### DOCUMENT EXCERPT

========================

How to Keep Your Pets From Fighting
Many of us don't take kindly to having an extra relative or friend move in suddenly. So it's not surprising that pets sometimes feel the same. Even a president's pets are not immune to such interpersonal tensions. The problems of cohabitation were put on national display when bad blood erupted between Socks, the cat – an eight-year veteran of the Clinton White House – and Buddy, a chocolate Labrador who arrived on the scene in 1997.
Socks took to hissing and baring his teeth whenever Buddy was around. Buddy reacted by barking and pulling against his leash to get to the cat. The feuding was bad enough that the Clintons split up the pets as they left the White House, taking Buddy with them to Chappaqua, N.Y. and placing Socks with Clinton's secretary Betty Currie.
But such bitter rivalries aren't inevitable, animal behavior experts say. There's a lot pet owners can do to smooth the entrance of a newcomer and to prevent war being declared on the living room floor. And there are ways to end the feuding if it's already under way.
Tips to End Feuding
Here are some tips from trainers and animal behavior experts, including PetPlace consulting veterinarian Dr. Nicholas Dodman, a nationally recognized specialist in animal behavior and head of the Behavior Clinic at Tufts University School of Veterinary Medicine.
- It's best to introduce the animals to each other when both are very young. If you plan to have two pets in the household – especially if they're a cat and a dog – it is best to introduce them during the so-called sensitive period of development, Dodman says. Between the first 2 to 7 weeks of age for cats, and 3 to 12 weeks of age for dogs, "you can introduce some wonderful, lifetime perceptions of one species toward another species,"' he said. The older they are, the harder it gets to teach peaceful co-existence.
- Choose the newcomer carefully. If you can select the breed of dog that joins the household last, make sure it doesn't have an inherited trait that will automatically clash with your cat or any other smaller pet. Many dogs, like Clinton's Buddy, a chocolate Labrador, are bred to chase and catch small animals in the hunt – not a good trait for living with your cat.
According to New York City dog trainer Steven Diller, "Even if you do have a cat that's cool with dogs, get a little dog in there that's not too active, and start right away to acclimatize them."
"If you're picking up the new animal from a shelter, bring the resident pet with you, introduce them, and see if they get along," says Karyn Garvin, a pet behaviorist in Tucson.
- Go slowly when you introduce the two animals. They will need time to build trust in each other. If, for example, you are bringing a dog into a house that has been home to a cat, you can try placing the new dog in a crate and letting the resident cat inspect and sniff it in its own good time. As the cat gains a sense of security, you can move the crate a little closer to the cat. If all goes well, try placing the cat's food in front of the dog's crate so it learns that it must come near to the dog to get fed and can do so in safely.

========================

### Items listed in a dataset
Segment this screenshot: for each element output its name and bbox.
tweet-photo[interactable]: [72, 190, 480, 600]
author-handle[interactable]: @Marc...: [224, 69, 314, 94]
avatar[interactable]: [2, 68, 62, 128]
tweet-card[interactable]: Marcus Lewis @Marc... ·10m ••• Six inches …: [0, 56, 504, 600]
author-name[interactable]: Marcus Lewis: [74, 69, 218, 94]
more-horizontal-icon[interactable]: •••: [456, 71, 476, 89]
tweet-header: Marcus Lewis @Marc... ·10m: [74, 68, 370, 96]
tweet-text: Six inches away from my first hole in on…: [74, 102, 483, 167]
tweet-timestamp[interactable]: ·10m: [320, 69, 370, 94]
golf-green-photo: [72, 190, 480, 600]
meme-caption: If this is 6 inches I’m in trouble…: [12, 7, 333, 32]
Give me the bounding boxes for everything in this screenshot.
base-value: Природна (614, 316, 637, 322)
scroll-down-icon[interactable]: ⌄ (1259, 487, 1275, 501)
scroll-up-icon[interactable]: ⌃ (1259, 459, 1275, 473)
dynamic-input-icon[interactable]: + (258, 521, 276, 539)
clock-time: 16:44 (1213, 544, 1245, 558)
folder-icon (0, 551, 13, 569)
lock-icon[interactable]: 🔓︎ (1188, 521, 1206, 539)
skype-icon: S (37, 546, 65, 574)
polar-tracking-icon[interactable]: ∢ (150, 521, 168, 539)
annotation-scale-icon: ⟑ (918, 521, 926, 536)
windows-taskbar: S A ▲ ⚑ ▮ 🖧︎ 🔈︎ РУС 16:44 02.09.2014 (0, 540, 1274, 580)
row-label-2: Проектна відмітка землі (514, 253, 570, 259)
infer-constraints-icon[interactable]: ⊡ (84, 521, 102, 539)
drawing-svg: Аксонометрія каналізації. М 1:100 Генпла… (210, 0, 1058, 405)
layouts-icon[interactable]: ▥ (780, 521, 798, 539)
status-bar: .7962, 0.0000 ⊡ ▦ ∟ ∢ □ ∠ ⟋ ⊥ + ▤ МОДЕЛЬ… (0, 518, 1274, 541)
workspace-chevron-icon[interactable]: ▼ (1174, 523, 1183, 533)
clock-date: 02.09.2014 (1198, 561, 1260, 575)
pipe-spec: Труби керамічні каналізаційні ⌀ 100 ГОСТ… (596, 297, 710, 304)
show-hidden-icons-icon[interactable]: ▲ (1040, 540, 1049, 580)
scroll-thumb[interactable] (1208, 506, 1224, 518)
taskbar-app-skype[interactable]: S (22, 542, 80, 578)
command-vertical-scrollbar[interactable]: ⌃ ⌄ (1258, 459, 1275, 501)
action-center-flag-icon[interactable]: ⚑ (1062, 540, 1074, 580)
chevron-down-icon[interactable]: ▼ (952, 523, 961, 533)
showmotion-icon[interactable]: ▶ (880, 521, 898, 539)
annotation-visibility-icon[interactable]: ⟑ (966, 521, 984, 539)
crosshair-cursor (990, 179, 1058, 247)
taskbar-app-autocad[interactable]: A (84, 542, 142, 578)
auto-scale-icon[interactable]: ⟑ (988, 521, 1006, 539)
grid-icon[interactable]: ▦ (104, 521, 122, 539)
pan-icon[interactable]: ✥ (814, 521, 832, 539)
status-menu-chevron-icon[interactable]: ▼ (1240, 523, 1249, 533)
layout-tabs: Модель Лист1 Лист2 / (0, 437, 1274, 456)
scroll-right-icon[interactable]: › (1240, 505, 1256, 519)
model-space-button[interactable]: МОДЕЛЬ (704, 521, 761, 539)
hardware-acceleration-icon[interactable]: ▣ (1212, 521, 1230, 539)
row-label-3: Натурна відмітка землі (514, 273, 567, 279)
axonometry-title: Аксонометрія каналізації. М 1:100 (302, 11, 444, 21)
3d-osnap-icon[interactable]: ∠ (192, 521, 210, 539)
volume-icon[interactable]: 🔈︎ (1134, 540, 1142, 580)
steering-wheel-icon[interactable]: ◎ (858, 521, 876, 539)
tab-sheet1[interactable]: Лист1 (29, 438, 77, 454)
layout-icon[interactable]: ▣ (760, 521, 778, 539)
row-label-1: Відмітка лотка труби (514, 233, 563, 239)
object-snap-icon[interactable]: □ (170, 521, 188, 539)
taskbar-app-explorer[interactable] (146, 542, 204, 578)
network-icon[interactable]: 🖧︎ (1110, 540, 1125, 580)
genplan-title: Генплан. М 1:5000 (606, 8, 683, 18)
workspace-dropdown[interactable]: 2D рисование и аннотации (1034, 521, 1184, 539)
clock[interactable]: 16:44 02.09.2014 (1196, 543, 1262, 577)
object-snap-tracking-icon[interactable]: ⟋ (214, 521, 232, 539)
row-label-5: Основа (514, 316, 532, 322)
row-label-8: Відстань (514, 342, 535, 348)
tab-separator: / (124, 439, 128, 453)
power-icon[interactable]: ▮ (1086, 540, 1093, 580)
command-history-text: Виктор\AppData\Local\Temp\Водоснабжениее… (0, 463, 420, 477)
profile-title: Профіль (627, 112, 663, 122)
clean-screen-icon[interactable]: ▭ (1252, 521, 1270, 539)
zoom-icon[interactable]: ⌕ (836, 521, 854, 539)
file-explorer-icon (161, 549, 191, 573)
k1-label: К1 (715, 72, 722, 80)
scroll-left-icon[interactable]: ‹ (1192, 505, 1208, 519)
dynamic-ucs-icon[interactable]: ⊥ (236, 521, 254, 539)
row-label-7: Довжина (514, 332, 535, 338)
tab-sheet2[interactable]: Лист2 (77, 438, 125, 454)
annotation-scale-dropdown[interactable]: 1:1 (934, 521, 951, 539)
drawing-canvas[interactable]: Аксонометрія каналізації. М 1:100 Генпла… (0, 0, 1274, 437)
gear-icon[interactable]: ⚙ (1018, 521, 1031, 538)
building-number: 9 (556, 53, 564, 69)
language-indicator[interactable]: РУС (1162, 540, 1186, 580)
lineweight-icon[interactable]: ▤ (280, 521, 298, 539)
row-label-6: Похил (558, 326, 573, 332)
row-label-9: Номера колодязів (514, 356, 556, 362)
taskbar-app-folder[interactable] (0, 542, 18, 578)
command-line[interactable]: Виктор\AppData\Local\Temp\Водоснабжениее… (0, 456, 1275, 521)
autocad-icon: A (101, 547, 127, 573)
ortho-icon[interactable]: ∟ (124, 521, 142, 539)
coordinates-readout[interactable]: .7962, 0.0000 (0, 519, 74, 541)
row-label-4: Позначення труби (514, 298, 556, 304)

========================

### TASKS TO COMPLETE
(a) Name every person in the pet-fighting article whose own words are given in quotation marks.
(b) Reproduce word for word the part of the pet-fighting article that opens with the words containing "Socks took to" and closes with "secretary Betty Currie.".
None of the lines matter for this work.

### EXERCISE RESULTS
(a) Dr. Nicholas Dodman, Steven Diller, Karyn Garvin

(b)
Socks took to hissing and baring his teeth whenever Buddy was around. Buddy reacted by barking and pulling against his leash to get to the cat. The feuding was bad enough that the Clintons split up the pets as they left the White House, taking Buddy with them to Chappaqua, N.Y. and placing Socks with Clinton's secretary Betty Currie.